• **REQUIREMENTS**:
Copy all of the material word for word, except for the pictures.

• **Dataset listings of figures**:
* BEGIN *
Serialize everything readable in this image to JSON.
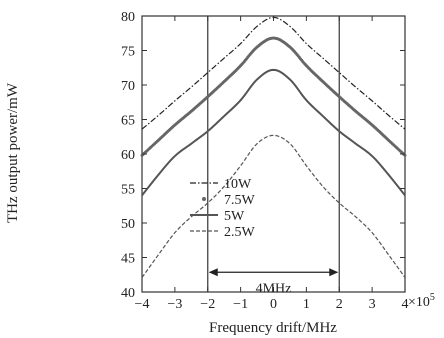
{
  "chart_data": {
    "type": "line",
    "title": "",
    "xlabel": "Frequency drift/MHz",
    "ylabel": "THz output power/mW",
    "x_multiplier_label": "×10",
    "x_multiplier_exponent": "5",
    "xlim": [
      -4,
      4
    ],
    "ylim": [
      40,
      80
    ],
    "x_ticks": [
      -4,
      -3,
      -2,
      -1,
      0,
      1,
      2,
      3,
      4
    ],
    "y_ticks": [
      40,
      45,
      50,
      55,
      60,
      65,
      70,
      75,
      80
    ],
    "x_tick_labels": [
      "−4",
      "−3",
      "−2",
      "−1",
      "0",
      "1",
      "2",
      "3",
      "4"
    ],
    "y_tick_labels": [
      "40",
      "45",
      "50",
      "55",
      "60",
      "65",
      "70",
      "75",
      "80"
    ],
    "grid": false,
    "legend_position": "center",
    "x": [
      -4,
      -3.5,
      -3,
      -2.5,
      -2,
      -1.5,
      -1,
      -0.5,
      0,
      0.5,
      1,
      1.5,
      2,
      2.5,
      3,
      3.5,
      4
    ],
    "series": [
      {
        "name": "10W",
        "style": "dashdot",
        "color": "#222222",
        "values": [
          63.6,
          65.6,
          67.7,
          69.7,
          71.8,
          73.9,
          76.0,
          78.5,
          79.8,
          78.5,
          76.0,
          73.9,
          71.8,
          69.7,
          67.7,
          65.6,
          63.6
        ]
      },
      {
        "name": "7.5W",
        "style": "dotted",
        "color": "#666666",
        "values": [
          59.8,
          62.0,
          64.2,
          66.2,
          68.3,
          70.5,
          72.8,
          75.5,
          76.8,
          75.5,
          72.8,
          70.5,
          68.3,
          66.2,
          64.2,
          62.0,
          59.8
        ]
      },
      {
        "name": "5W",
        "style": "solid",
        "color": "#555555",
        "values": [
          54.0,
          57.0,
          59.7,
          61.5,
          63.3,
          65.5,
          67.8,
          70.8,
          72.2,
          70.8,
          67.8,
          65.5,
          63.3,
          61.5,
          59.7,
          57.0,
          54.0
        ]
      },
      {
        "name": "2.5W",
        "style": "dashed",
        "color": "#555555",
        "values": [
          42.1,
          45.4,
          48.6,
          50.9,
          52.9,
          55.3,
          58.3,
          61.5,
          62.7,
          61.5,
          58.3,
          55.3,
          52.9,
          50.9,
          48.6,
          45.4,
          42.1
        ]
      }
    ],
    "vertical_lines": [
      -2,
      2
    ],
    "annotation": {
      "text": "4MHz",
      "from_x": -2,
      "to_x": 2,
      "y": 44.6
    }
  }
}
* END *
• **ANSWER FOR THE TASK**:
Serialize everything readable in this image to JSON.
{
  "chart_data": {
    "type": "line",
    "title": "",
    "xlabel": "Frequency drift/MHz",
    "ylabel": "THz output power/mW",
    "x_multiplier_label": "×10",
    "x_multiplier_exponent": "5",
    "xlim": [
      -4,
      4
    ],
    "ylim": [
      40,
      80
    ],
    "x_ticks": [
      -4,
      -3,
      -2,
      -1,
      0,
      1,
      2,
      3,
      4
    ],
    "y_ticks": [
      40,
      45,
      50,
      55,
      60,
      65,
      70,
      75,
      80
    ],
    "x_tick_labels": [
      "−4",
      "−3",
      "−2",
      "−1",
      "0",
      "1",
      "2",
      "3",
      "4"
    ],
    "y_tick_labels": [
      "40",
      "45",
      "50",
      "55",
      "60",
      "65",
      "70",
      "75",
      "80"
    ],
    "grid": false,
    "legend_position": "center",
    "x": [
      -4,
      -3.5,
      -3,
      -2.5,
      -2,
      -1.5,
      -1,
      -0.5,
      0,
      0.5,
      1,
      1.5,
      2,
      2.5,
      3,
      3.5,
      4
    ],
    "series": [
      {
        "name": "10W",
        "style": "dashdot",
        "color": "#222222",
        "values": [
          63.6,
          65.6,
          67.7,
          69.7,
          71.8,
          73.9,
          76.0,
          78.5,
          79.8,
          78.5,
          76.0,
          73.9,
          71.8,
          69.7,
          67.7,
          65.6,
          63.6
        ]
      },
      {
        "name": "7.5W",
        "style": "dotted",
        "color": "#666666",
        "values": [
          59.8,
          62.0,
          64.2,
          66.2,
          68.3,
          70.5,
          72.8,
          75.5,
          76.8,
          75.5,
          72.8,
          70.5,
          68.3,
          66.2,
          64.2,
          62.0,
          59.8
        ]
      },
      {
        "name": "5W",
        "style": "solid",
        "color": "#555555",
        "values": [
          54.0,
          57.0,
          59.7,
          61.5,
          63.3,
          65.5,
          67.8,
          70.8,
          72.2,
          70.8,
          67.8,
          65.5,
          63.3,
          61.5,
          59.7,
          57.0,
          54.0
        ]
      },
      {
        "name": "2.5W",
        "style": "dashed",
        "color": "#555555",
        "values": [
          42.1,
          45.4,
          48.6,
          50.9,
          52.9,
          55.3,
          58.3,
          61.5,
          62.7,
          61.5,
          58.3,
          55.3,
          52.9,
          50.9,
          48.6,
          45.4,
          42.1
        ]
      }
    ],
    "vertical_lines": [
      -2,
      2
    ],
    "annotation": {
      "text": "4MHz",
      "from_x": -2,
      "to_x": 2,
      "y": 44.6
    }
  }
}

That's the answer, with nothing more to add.